━━━━━ Dataset entries ━━━━━

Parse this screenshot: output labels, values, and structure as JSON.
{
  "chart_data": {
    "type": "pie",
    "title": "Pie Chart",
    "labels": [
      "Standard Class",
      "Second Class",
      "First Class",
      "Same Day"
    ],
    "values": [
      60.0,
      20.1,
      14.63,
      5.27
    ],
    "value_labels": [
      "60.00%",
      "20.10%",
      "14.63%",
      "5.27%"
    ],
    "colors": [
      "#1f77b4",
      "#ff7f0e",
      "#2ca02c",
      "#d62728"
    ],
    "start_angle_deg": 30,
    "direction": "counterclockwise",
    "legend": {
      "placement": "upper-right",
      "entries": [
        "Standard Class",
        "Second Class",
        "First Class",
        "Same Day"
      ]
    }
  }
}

━━━━━

Every entry above should be retyped exactly as shown.

Completed exercise:
Parse this screenshot: output labels, values, and structure as JSON.
{
  "chart_data": {
    "type": "pie",
    "title": "Pie Chart",
    "labels": [
      "Standard Class",
      "Second Class",
      "First Class",
      "Same Day"
    ],
    "values": [
      60.0,
      20.1,
      14.63,
      5.27
    ],
    "value_labels": [
      "60.00%",
      "20.10%",
      "14.63%",
      "5.27%"
    ],
    "colors": [
      "#1f77b4",
      "#ff7f0e",
      "#2ca02c",
      "#d62728"
    ],
    "start_angle_deg": 30,
    "direction": "counterclockwise",
    "legend": {
      "placement": "upper-right",
      "entries": [
        "Standard Class",
        "Second Class",
        "First Class",
        "Same Day"
      ]
    }
  }
}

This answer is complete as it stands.